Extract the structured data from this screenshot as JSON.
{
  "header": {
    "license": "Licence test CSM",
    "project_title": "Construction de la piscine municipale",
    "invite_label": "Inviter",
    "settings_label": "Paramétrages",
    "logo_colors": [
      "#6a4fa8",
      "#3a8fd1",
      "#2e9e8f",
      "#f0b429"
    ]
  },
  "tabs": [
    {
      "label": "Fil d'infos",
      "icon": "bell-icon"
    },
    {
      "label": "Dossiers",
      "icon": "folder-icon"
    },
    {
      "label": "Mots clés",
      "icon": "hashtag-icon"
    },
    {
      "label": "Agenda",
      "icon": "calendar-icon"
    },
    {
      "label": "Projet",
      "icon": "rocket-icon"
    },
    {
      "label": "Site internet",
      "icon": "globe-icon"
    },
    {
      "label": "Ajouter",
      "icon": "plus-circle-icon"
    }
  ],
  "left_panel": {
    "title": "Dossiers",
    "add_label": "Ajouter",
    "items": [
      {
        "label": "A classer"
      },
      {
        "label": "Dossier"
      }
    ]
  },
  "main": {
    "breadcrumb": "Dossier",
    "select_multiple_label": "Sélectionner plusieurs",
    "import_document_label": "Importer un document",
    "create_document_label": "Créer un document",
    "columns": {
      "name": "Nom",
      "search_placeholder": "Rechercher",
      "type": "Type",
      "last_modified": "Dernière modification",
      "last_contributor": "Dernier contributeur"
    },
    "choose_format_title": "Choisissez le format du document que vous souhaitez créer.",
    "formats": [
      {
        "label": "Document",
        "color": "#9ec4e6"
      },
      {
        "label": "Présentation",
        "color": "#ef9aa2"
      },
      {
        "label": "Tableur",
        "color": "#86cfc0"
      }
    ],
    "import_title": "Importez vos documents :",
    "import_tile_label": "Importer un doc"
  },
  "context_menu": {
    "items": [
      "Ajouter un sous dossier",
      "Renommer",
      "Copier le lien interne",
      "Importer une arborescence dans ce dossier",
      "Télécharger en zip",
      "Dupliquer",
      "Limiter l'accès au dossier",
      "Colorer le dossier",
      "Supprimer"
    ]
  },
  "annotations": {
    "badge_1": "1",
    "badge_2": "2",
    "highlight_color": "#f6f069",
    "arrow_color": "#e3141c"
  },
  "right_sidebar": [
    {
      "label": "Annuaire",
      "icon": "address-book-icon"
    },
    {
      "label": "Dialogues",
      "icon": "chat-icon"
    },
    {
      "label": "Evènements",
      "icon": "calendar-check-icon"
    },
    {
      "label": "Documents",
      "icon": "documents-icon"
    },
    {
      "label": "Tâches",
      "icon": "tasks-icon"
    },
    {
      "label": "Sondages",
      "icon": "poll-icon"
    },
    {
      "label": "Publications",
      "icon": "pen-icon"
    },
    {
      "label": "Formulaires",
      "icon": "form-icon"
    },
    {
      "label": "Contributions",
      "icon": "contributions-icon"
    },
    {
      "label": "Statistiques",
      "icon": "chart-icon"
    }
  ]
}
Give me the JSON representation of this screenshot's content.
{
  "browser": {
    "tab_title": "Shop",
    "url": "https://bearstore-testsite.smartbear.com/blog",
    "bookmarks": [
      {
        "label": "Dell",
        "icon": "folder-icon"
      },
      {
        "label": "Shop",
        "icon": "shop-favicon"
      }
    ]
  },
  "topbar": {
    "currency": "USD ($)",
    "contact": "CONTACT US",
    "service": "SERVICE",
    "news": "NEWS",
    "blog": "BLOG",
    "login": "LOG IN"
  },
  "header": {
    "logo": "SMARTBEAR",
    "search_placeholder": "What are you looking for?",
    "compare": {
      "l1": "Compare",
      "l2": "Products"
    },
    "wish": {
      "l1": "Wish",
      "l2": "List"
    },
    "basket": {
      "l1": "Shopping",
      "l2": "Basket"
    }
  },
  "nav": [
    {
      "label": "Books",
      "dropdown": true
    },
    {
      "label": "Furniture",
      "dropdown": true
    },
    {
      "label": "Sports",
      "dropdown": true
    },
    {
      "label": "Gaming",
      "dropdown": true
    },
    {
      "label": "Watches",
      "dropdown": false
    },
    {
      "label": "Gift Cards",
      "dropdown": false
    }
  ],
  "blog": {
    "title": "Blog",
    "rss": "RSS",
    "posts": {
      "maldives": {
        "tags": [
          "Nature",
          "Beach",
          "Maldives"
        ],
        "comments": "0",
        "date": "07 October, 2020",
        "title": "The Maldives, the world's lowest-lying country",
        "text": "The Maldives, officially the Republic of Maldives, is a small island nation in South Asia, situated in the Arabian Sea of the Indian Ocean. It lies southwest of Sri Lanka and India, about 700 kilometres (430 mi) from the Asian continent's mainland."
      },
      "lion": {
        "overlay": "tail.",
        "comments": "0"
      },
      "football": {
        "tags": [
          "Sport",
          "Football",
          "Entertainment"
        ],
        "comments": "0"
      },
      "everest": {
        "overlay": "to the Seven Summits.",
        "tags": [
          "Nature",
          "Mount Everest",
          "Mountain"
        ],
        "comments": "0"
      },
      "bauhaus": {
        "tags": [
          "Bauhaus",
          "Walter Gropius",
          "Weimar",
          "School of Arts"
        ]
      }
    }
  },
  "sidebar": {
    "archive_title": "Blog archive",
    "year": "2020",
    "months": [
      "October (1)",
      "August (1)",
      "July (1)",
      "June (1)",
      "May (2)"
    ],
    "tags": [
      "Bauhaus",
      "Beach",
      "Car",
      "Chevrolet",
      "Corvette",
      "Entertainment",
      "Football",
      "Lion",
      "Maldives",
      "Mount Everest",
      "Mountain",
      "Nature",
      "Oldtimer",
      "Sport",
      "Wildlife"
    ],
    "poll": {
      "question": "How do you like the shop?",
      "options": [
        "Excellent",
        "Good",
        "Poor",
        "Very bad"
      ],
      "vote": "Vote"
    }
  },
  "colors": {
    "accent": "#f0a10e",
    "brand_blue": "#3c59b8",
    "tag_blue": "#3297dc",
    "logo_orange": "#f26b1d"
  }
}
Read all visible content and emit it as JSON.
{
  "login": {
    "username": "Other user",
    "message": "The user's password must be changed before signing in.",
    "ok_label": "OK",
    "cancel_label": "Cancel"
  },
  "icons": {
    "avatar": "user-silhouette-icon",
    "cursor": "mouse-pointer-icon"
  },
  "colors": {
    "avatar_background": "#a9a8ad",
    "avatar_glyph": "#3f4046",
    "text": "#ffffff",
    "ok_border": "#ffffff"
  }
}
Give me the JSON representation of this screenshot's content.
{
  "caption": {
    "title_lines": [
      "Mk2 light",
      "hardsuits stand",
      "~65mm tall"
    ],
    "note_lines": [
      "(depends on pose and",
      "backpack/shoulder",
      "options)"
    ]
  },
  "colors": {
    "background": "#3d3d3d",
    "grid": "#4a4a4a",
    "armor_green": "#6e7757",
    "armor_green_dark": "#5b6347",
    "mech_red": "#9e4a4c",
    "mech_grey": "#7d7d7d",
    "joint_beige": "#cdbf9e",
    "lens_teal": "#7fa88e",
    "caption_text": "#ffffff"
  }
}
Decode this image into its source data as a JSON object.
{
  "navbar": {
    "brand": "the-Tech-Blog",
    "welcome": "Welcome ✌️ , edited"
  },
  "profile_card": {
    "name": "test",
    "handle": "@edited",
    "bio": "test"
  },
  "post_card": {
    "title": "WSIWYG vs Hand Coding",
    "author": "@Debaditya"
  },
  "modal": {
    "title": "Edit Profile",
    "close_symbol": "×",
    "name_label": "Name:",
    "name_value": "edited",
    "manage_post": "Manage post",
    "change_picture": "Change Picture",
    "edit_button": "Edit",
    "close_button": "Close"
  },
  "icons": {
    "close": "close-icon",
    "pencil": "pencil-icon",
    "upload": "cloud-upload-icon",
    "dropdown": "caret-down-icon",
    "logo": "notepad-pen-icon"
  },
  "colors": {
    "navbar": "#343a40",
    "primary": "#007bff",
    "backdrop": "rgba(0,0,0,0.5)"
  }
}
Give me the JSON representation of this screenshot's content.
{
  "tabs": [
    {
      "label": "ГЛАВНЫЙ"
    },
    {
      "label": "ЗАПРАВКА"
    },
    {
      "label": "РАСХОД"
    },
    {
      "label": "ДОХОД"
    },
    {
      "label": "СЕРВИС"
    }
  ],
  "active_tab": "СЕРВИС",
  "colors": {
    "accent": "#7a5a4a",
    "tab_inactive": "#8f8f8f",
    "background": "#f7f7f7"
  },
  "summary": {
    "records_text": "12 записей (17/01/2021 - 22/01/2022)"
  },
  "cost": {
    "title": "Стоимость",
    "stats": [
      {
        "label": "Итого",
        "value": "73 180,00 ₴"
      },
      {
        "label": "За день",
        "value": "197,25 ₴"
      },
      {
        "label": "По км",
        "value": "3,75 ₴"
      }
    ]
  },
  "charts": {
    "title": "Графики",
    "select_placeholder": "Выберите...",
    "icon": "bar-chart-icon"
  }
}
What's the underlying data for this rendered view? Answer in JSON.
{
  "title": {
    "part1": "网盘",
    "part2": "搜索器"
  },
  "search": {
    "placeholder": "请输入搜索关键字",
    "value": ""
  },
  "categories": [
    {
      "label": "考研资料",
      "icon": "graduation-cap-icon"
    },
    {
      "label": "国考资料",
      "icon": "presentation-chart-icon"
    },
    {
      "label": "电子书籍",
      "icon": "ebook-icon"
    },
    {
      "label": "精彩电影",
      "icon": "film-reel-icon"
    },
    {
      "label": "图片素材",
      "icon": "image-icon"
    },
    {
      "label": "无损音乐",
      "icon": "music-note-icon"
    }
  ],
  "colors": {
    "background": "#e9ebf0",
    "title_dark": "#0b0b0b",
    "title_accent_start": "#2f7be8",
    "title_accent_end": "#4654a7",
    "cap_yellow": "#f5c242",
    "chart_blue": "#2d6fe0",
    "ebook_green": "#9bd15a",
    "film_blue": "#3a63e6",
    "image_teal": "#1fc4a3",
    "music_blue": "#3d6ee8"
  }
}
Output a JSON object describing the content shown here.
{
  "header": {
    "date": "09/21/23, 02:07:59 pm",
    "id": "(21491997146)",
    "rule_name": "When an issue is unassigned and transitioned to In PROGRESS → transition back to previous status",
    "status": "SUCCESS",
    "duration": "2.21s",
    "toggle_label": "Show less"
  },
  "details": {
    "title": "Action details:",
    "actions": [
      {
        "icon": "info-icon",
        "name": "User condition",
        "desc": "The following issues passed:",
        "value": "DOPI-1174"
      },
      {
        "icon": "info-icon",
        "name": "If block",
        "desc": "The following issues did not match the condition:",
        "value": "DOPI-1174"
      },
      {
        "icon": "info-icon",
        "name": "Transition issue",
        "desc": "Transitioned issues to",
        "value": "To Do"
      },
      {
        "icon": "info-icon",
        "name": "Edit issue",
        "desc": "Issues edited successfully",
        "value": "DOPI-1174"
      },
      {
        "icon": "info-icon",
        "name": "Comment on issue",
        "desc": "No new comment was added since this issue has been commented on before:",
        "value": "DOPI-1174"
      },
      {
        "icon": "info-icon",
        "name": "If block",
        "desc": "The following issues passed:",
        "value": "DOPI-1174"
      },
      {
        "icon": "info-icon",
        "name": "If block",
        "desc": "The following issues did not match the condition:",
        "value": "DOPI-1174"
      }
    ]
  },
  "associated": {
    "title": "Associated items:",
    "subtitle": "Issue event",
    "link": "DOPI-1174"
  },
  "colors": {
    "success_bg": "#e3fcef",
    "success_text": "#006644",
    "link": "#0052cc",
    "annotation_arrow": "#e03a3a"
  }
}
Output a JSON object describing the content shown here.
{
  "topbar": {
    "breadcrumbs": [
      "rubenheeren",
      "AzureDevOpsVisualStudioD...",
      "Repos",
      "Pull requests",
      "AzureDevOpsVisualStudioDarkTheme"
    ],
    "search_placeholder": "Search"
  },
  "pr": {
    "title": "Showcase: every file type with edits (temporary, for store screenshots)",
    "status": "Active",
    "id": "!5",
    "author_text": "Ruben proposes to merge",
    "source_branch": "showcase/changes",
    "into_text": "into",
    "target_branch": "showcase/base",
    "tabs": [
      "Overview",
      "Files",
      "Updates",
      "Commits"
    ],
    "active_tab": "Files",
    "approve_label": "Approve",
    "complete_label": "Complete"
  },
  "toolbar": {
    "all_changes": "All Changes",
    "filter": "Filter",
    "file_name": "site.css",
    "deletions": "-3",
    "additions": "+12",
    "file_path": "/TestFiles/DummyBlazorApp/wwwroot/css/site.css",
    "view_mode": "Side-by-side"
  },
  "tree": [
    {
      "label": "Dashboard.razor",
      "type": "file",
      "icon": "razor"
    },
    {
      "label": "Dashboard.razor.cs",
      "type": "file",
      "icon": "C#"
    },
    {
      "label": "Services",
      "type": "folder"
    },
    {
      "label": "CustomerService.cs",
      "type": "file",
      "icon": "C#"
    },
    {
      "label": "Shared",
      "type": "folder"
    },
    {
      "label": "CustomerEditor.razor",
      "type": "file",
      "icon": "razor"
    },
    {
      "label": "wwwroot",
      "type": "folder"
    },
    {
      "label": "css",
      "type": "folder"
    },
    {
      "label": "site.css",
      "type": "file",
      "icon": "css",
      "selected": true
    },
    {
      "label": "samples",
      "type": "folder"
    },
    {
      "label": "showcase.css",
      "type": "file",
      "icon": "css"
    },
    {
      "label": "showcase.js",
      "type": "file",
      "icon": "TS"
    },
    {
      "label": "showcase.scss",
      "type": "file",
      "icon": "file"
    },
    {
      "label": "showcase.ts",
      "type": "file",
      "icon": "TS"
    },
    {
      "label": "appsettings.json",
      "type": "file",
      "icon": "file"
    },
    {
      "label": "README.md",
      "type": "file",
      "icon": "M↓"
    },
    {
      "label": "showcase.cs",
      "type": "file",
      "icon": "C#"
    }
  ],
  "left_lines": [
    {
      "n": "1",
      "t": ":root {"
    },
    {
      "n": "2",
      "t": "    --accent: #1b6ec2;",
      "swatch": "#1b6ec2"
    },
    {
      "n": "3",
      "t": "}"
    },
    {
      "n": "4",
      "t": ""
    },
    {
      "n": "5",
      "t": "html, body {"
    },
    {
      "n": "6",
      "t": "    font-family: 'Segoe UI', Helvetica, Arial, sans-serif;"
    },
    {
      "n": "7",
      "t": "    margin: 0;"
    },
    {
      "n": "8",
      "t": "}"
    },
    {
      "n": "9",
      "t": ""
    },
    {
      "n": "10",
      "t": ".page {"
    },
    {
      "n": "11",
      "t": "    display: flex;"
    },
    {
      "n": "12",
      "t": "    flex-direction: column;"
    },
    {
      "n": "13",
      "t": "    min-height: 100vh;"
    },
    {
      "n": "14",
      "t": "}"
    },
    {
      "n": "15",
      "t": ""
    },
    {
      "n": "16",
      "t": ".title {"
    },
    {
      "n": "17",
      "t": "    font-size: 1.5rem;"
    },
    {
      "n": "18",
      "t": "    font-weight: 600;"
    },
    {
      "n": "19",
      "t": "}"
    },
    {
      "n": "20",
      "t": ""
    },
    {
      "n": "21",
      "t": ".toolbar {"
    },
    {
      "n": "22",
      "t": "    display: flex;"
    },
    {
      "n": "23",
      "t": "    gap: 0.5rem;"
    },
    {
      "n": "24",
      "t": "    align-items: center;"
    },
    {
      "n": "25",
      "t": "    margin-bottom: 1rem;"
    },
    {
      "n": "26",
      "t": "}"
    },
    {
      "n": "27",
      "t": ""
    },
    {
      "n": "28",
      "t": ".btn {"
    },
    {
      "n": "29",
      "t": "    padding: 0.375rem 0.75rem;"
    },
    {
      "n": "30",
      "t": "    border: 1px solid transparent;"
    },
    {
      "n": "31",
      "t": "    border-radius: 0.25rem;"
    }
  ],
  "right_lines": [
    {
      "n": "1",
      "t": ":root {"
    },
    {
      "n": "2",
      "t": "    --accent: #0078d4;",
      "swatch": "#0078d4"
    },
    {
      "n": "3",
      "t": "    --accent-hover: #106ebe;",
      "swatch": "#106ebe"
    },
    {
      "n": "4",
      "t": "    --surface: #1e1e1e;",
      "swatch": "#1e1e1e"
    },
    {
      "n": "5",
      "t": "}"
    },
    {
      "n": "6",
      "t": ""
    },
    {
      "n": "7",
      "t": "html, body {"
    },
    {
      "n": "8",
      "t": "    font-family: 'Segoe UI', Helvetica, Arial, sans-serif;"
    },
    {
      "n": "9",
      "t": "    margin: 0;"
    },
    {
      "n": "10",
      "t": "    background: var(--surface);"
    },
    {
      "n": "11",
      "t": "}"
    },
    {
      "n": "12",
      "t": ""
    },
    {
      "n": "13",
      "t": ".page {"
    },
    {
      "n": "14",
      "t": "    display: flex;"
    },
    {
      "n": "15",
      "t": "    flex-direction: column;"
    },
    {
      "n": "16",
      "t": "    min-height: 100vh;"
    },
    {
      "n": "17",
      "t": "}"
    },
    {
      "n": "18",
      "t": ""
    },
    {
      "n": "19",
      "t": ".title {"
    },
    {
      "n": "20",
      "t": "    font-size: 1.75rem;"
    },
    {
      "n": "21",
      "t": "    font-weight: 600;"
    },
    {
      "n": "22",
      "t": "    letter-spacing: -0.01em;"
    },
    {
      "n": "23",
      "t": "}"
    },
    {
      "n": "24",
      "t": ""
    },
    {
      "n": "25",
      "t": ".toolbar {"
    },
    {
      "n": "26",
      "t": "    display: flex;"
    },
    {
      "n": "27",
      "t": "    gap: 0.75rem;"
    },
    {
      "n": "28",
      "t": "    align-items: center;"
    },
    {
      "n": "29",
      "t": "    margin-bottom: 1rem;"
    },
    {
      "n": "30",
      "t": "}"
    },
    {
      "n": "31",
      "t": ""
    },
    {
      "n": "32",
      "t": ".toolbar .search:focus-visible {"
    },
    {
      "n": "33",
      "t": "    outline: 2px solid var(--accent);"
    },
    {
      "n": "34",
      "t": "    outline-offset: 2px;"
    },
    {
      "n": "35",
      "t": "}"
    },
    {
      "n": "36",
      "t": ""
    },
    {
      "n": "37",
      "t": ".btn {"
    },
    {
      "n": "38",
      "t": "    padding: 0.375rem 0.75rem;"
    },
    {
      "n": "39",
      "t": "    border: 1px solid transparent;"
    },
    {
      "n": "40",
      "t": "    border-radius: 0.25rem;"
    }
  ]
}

=== REQUIRED TASK ===
Where a line of the material above holds the string "Importer", copy that line.

=== RESULT ===
    "import_document_label": "Importer un document",
    "import_tile_label": "Importer un doc"
      "Importer une arborescence dans ce dossier",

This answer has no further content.